== Task ==
Filter these entries, keeping only lines that hold the word "help".

== Stored data ==
· · ·

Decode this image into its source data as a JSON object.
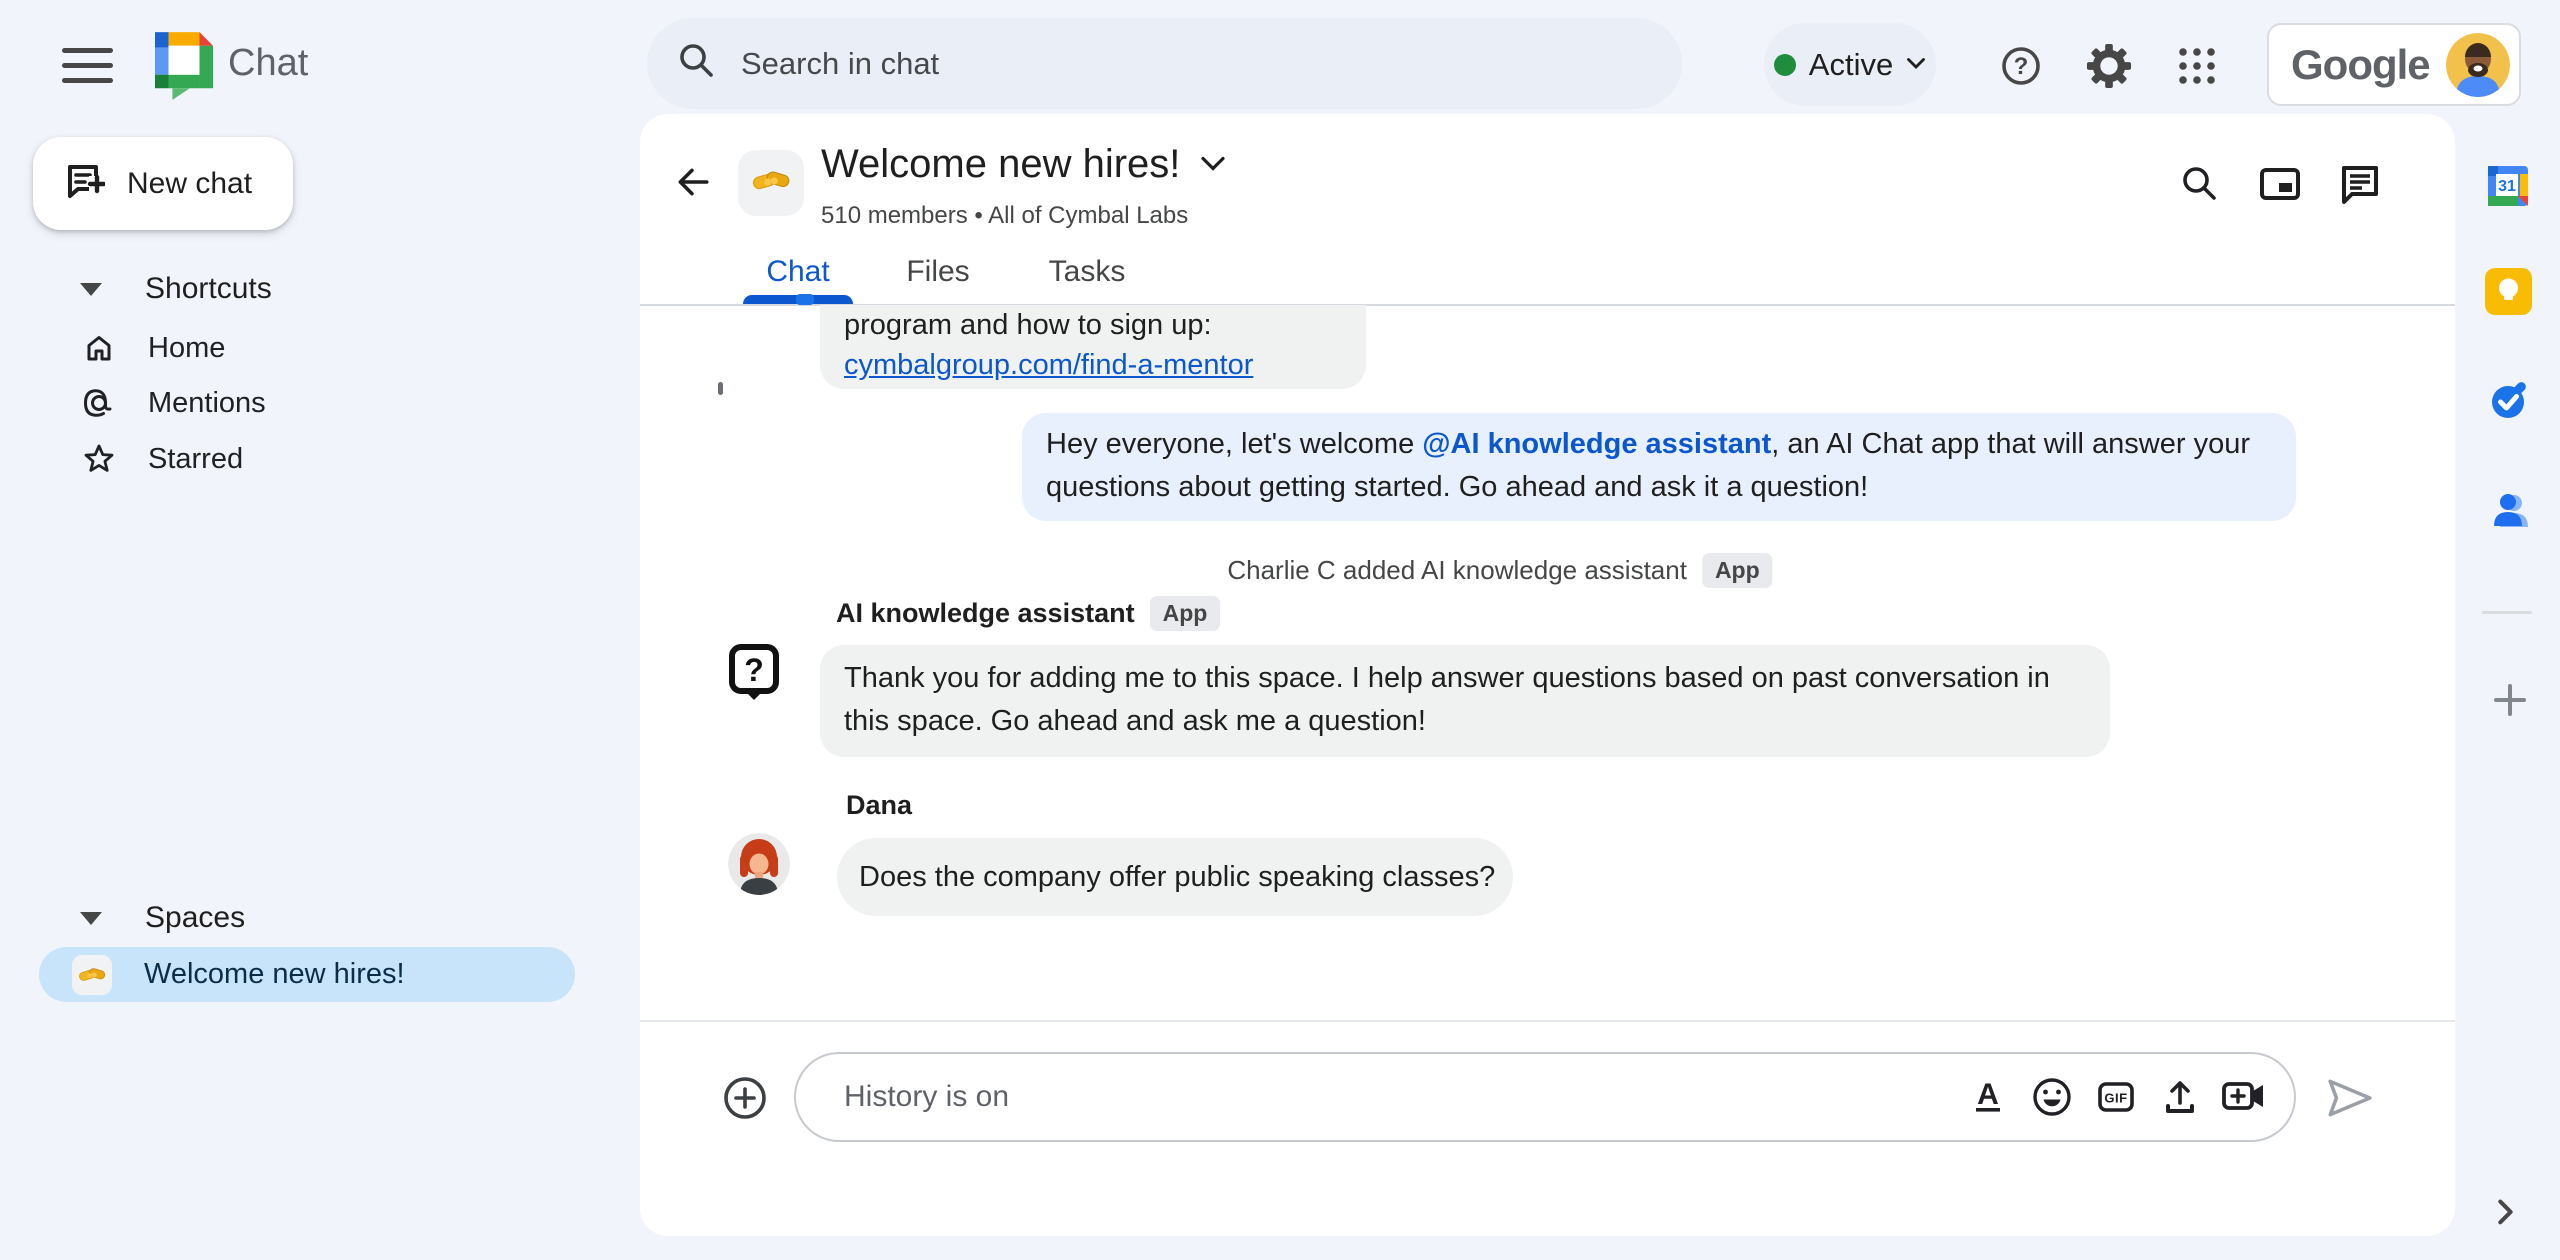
{
  "topbar": {
    "app_name": "Chat",
    "search": {
      "placeholder": "Search in chat"
    },
    "status": {
      "label": "Active"
    },
    "icons": [
      "help-icon",
      "settings-gear-icon",
      "apps-grid-icon"
    ],
    "account": {
      "brand": "Google"
    }
  },
  "sidebar": {
    "new_chat_label": "New chat",
    "shortcuts": {
      "label": "Shortcuts",
      "items": [
        {
          "label": "Home",
          "icon": "home-icon"
        },
        {
          "label": "Mentions",
          "icon": "at-mention-icon"
        },
        {
          "label": "Starred",
          "icon": "star-icon"
        }
      ]
    },
    "spaces": {
      "label": "Spaces",
      "items": [
        {
          "label": "Welcome new hires!",
          "emoji": "handshake",
          "selected": true
        }
      ]
    }
  },
  "chat_header": {
    "title": "Welcome new hires!",
    "emoji": "handshake",
    "subtitle": "510 members  •  All of Cymbal Labs",
    "tabs": [
      {
        "label": "Chat",
        "active": true
      },
      {
        "label": "Files",
        "active": false
      },
      {
        "label": "Tasks",
        "active": false
      }
    ],
    "action_icons": [
      "search-icon",
      "picture-in-picture-icon",
      "chat-threads-icon"
    ]
  },
  "messages": {
    "clipped": {
      "text": "program and how to sign up:",
      "link": "cymbalgroup.com/find-a-mentor"
    },
    "own": {
      "pre": "Hey everyone, let's welcome ",
      "mention": "@AI knowledge assistant",
      "post": ", an AI Chat app that will answer your questions about getting started.  Go ahead and ask it a question!"
    },
    "system": {
      "text": "Charlie C added AI knowledge assistant",
      "badge": "App"
    },
    "ai": {
      "sender": "AI knowledge assistant",
      "badge": "App",
      "avatar": "question-bubble-icon",
      "text": "Thank you for adding me to this space. I help answer questions based on past conversation in this space. Go ahead and ask me a question!"
    },
    "dana": {
      "sender": "Dana",
      "text": "Does the company offer public speaking classes?"
    }
  },
  "composer": {
    "placeholder": "History is on",
    "icons": [
      "add-circle-icon",
      "text-format-icon",
      "emoji-icon",
      "gif-icon",
      "upload-icon",
      "video-meeting-icon",
      "send-icon"
    ]
  },
  "right_rail": {
    "icons": [
      "calendar-icon",
      "keep-icon",
      "tasks-icon",
      "contacts-icon",
      "add-icon"
    ],
    "collapse_icon": "chevron-right-icon"
  },
  "colors": {
    "accent_blue": "#0b57d0",
    "active_dot_green": "#1e8e3e",
    "own_bubble": "#e8f0fe",
    "other_bubble": "#f0f1f1",
    "selected_space_bg": "#c7e4fb",
    "link": "#0b57d0",
    "page_bg": "#f1f4fa"
  }
}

· · ·

== Solution for this problem ==
      "help-icon",
      "text": "Thank you for adding me to this space. I help answer questions based on past conversation in this space. Go ahead and ask me a question!"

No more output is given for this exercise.